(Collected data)
───
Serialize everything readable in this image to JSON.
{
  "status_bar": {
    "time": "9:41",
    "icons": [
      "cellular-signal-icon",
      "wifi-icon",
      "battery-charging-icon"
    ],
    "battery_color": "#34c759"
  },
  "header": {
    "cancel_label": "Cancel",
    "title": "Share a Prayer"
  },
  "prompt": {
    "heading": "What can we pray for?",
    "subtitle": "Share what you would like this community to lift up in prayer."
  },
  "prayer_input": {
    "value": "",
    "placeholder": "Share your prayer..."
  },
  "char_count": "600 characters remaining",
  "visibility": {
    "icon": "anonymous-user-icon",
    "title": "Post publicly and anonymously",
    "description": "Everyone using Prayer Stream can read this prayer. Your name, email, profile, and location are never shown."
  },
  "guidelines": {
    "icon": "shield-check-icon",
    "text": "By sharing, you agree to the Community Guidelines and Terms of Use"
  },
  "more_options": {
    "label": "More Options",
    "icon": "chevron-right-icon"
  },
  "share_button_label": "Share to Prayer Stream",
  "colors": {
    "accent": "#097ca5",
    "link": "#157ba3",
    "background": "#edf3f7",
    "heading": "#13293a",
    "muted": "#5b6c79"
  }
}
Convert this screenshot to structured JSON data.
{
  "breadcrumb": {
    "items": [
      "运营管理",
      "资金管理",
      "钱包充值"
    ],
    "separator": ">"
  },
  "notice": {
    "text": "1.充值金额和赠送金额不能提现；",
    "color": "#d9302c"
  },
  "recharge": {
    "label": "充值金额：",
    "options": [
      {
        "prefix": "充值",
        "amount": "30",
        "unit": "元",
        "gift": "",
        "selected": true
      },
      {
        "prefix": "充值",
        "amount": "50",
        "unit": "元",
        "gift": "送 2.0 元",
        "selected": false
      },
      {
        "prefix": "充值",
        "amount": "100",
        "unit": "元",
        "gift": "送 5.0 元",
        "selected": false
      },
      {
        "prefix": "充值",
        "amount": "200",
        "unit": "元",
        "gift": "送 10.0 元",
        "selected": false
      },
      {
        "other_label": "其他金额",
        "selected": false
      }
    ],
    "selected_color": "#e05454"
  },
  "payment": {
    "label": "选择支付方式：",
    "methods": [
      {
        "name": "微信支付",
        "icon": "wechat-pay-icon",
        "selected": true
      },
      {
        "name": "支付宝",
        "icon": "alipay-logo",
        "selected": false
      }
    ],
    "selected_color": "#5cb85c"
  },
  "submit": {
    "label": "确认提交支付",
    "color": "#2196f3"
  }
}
───
Provide all the records again, word for word.

- **Reply**
Serialize everything readable in this image to JSON.
{
  "status_bar": {
    "time": "9:41",
    "icons": [
      "cellular-signal-icon",
      "wifi-icon",
      "battery-charging-icon"
    ],
    "battery_color": "#34c759"
  },
  "header": {
    "cancel_label": "Cancel",
    "title": "Share a Prayer"
  },
  "prompt": {
    "heading": "What can we pray for?",
    "subtitle": "Share what you would like this community to lift up in prayer."
  },
  "prayer_input": {
    "value": "",
    "placeholder": "Share your prayer..."
  },
  "char_count": "600 characters remaining",
  "visibility": {
    "icon": "anonymous-user-icon",
    "title": "Post publicly and anonymously",
    "description": "Everyone using Prayer Stream can read this prayer. Your name, email, profile, and location are never shown."
  },
  "guidelines": {
    "icon": "shield-check-icon",
    "text": "By sharing, you agree to the Community Guidelines and Terms of Use"
  },
  "more_options": {
    "label": "More Options",
    "icon": "chevron-right-icon"
  },
  "share_button_label": "Share to Prayer Stream",
  "colors": {
    "accent": "#097ca5",
    "link": "#157ba3",
    "background": "#edf3f7",
    "heading": "#13293a",
    "muted": "#5b6c79"
  }
}
Convert this screenshot to structured JSON data.
{
  "breadcrumb": {
    "items": [
      "运营管理",
      "资金管理",
      "钱包充值"
    ],
    "separator": ">"
  },
  "notice": {
    "text": "1.充值金额和赠送金额不能提现；",
    "color": "#d9302c"
  },
  "recharge": {
    "label": "充值金额：",
    "options": [
      {
        "prefix": "充值",
        "amount": "30",
        "unit": "元",
        "gift": "",
        "selected": true
      },
      {
        "prefix": "充值",
        "amount": "50",
        "unit": "元",
        "gift": "送 2.0 元",
        "selected": false
      },
      {
        "prefix": "充值",
        "amount": "100",
        "unit": "元",
        "gift": "送 5.0 元",
        "selected": false
      },
      {
        "prefix": "充值",
        "amount": "200",
        "unit": "元",
        "gift": "送 10.0 元",
        "selected": false
      },
      {
        "other_label": "其他金额",
        "selected": false
      }
    ],
    "selected_color": "#e05454"
  },
  "payment": {
    "label": "选择支付方式：",
    "methods": [
      {
        "name": "微信支付",
        "icon": "wechat-pay-icon",
        "selected": true
      },
      {
        "name": "支付宝",
        "icon": "alipay-logo",
        "selected": false
      }
    ],
    "selected_color": "#5cb85c"
  },
  "submit": {
    "label": "确认提交支付",
    "color": "#2196f3"
  }
}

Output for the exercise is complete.